Begin Data extract
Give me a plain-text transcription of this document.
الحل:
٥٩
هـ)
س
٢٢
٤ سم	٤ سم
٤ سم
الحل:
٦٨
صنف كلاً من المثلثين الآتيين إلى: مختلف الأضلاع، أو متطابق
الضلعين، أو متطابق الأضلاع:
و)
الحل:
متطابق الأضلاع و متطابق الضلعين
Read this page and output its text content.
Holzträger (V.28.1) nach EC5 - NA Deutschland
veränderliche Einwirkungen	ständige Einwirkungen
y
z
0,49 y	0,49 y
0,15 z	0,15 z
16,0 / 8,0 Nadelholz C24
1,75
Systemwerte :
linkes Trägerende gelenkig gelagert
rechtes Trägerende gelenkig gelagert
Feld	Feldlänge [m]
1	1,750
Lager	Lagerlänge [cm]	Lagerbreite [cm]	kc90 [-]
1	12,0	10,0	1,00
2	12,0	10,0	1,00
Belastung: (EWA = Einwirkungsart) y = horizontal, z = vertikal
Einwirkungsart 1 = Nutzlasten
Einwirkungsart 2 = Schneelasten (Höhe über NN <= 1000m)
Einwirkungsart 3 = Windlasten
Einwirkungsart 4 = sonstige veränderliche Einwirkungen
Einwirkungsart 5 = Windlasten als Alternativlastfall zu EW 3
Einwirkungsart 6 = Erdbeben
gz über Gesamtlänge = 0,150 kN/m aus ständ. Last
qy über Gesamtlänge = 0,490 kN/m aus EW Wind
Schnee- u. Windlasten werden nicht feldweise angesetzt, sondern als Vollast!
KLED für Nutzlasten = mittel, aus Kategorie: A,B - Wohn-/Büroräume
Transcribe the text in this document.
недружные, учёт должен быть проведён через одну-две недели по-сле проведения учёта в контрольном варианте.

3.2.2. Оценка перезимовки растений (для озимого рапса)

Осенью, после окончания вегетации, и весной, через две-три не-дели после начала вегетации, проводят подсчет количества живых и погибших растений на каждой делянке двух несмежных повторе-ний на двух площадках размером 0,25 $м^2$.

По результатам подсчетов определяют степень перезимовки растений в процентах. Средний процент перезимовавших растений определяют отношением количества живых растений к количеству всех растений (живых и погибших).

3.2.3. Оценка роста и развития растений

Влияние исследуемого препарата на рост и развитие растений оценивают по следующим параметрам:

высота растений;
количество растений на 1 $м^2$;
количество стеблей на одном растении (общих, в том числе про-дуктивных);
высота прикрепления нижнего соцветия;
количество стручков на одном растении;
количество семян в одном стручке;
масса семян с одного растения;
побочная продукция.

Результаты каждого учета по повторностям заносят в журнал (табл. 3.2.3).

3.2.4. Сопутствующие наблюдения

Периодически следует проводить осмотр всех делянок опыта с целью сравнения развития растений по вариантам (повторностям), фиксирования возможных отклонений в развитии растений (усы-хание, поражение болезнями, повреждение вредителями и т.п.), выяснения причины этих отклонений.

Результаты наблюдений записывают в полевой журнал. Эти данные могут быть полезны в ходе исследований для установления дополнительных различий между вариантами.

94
End Data extract
▶ What needs to be done
Write out every entry again, keeping each line exactly the same.

▶ The answer
Give me a plain-text transcription of this document.
الحل:
٥٩
هـ)
س
٢٢
٤ سم	٤ سم
٤ سم
الحل:
٦٨
صنف كلاً من المثلثين الآتيين إلى: مختلف الأضلاع، أو متطابق
الضلعين، أو متطابق الأضلاع:
و)
الحل:
متطابق الأضلاع و متطابق الضلعين
Read this page and output its text content.
Holzträger (V.28.1) nach EC5 - NA Deutschland
veränderliche Einwirkungen	ständige Einwirkungen
y
z
0,49 y	0,49 y
0,15 z	0,15 z
16,0 / 8,0 Nadelholz C24
1,75
Systemwerte :
linkes Trägerende gelenkig gelagert
rechtes Trägerende gelenkig gelagert
Feld	Feldlänge [m]
1	1,750
Lager	Lagerlänge [cm]	Lagerbreite [cm]	kc90 [-]
1	12,0	10,0	1,00
2	12,0	10,0	1,00
Belastung: (EWA = Einwirkungsart) y = horizontal, z = vertikal
Einwirkungsart 1 = Nutzlasten
Einwirkungsart 2 = Schneelasten (Höhe über NN <= 1000m)
Einwirkungsart 3 = Windlasten
Einwirkungsart 4 = sonstige veränderliche Einwirkungen
Einwirkungsart 5 = Windlasten als Alternativlastfall zu EW 3
Einwirkungsart 6 = Erdbeben
gz über Gesamtlänge = 0,150 kN/m aus ständ. Last
qy über Gesamtlänge = 0,490 kN/m aus EW Wind
Schnee- u. Windlasten werden nicht feldweise angesetzt, sondern als Vollast!
KLED für Nutzlasten = mittel, aus Kategorie: A,B - Wohn-/Büroräume
Transcribe the text in this document.
недружные, учёт должен быть проведён через одну-две недели по-сле проведения учёта в контрольном варианте.

3.2.2. Оценка перезимовки растений (для озимого рапса)

Осенью, после окончания вегетации, и весной, через две-три не-дели после начала вегетации, проводят подсчет количества живых и погибших растений на каждой делянке двух несмежных повторе-ний на двух площадках размером 0,25 $м^2$.

По результатам подсчетов определяют степень перезимовки растений в процентах. Средний процент перезимовавших растений определяют отношением количества живых растений к количеству всех растений (живых и погибших).

3.2.3. Оценка роста и развития растений

Влияние исследуемого препарата на рост и развитие растений оценивают по следующим параметрам:

высота растений;
количество растений на 1 $м^2$;
количество стеблей на одном растении (общих, в том числе про-дуктивных);
высота прикрепления нижнего соцветия;
количество стручков на одном растении;
количество семян в одном стручке;
масса семян с одного растения;
побочная продукция.

Результаты каждого учета по повторностям заносят в журнал (табл. 3.2.3).

3.2.4. Сопутствующие наблюдения

Периодически следует проводить осмотр всех делянок опыта с целью сравнения развития растений по вариантам (повторностям), фиксирования возможных отклонений в развитии растений (усы-хание, поражение болезнями, повреждение вредителями и т.п.), выяснения причины этих отклонений.

Результаты наблюдений записывают в полевой журнал. Эти данные могут быть полезны в ходе исследований для установления дополнительных различий между вариантами.

94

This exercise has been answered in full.